- **Set exercise**:
Return every line below in which "color" appears.

— BEGIN Entries shown —

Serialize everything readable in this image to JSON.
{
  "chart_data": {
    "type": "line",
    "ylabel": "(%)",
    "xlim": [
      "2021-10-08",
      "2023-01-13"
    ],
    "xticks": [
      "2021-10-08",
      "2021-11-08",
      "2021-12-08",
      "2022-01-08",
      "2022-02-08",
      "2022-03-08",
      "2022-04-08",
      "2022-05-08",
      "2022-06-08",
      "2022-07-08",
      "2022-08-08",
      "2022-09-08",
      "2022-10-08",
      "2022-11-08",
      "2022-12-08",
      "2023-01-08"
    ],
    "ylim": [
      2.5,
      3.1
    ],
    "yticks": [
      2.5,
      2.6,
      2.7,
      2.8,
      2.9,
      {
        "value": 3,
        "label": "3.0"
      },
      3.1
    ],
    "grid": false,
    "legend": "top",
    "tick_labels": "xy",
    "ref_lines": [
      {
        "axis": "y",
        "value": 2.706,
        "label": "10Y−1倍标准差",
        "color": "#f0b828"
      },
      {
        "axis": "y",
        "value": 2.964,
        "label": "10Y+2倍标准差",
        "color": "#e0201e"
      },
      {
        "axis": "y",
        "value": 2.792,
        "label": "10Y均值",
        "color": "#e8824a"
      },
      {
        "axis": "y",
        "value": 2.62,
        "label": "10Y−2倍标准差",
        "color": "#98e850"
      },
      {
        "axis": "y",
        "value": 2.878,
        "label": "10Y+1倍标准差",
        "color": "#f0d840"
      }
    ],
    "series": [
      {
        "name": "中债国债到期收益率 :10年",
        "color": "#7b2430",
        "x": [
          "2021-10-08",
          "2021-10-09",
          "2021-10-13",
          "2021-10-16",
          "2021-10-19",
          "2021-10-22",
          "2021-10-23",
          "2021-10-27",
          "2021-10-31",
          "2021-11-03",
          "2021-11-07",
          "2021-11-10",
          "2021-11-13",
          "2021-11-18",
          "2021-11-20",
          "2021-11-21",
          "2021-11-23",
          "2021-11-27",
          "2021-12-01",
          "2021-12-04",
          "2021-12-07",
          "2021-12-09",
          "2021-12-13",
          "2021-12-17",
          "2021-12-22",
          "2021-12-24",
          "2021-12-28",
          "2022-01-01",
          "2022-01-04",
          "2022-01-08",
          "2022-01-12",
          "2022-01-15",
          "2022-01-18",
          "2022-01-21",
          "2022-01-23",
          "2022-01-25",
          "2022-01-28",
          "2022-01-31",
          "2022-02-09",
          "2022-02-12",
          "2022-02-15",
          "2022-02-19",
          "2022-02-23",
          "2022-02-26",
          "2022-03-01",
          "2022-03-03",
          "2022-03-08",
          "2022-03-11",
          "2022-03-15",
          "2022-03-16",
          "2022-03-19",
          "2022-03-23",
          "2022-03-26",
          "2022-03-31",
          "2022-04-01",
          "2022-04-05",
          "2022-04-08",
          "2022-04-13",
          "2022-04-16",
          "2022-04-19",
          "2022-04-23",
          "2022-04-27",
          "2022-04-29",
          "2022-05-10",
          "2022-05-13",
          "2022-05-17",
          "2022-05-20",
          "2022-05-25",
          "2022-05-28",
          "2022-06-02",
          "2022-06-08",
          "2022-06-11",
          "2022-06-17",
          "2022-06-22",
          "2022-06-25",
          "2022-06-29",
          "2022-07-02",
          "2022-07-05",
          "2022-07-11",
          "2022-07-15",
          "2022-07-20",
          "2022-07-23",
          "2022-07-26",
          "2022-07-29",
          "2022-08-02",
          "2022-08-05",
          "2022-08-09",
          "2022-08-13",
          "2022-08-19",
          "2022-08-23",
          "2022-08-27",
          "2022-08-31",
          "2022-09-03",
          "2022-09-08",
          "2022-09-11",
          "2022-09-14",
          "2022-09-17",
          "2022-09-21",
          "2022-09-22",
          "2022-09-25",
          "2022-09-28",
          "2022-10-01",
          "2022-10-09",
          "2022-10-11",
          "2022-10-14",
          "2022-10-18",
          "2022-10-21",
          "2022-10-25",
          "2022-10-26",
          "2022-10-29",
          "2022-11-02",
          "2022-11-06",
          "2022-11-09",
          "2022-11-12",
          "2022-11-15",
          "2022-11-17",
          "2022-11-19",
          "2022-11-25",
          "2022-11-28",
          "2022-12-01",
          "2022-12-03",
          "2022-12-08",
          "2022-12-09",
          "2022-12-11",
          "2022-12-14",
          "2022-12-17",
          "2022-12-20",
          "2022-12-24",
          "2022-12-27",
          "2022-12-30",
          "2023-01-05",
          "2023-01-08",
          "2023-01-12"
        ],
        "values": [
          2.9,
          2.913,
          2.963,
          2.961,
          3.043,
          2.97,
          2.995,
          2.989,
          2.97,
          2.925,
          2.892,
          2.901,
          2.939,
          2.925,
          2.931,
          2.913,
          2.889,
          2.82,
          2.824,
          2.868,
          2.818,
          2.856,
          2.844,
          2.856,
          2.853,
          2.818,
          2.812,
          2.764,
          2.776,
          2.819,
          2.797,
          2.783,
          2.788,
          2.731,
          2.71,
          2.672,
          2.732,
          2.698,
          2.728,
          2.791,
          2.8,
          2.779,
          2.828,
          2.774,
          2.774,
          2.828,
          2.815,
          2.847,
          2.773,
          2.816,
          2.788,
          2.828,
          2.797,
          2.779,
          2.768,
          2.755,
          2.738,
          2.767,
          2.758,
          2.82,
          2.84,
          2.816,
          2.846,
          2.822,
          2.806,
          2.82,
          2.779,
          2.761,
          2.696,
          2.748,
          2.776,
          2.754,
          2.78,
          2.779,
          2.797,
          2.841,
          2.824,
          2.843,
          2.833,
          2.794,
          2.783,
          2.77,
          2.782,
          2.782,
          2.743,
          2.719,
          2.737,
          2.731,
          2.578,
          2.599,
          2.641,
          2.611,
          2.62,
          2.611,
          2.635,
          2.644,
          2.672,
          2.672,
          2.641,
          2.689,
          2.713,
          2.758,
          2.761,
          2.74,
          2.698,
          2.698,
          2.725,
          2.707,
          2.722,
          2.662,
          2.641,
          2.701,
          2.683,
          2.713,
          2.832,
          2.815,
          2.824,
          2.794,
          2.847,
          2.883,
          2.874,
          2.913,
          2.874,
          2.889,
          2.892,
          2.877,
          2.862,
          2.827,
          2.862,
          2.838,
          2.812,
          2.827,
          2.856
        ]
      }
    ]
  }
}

— END Entries shown —

- **Result of this exercise**:
        "color": "#f0b828"
        "color": "#e0201e"
        "color": "#e8824a"
        "color": "#98e850"
        "color": "#f0d840"
        "color": "#7b2430",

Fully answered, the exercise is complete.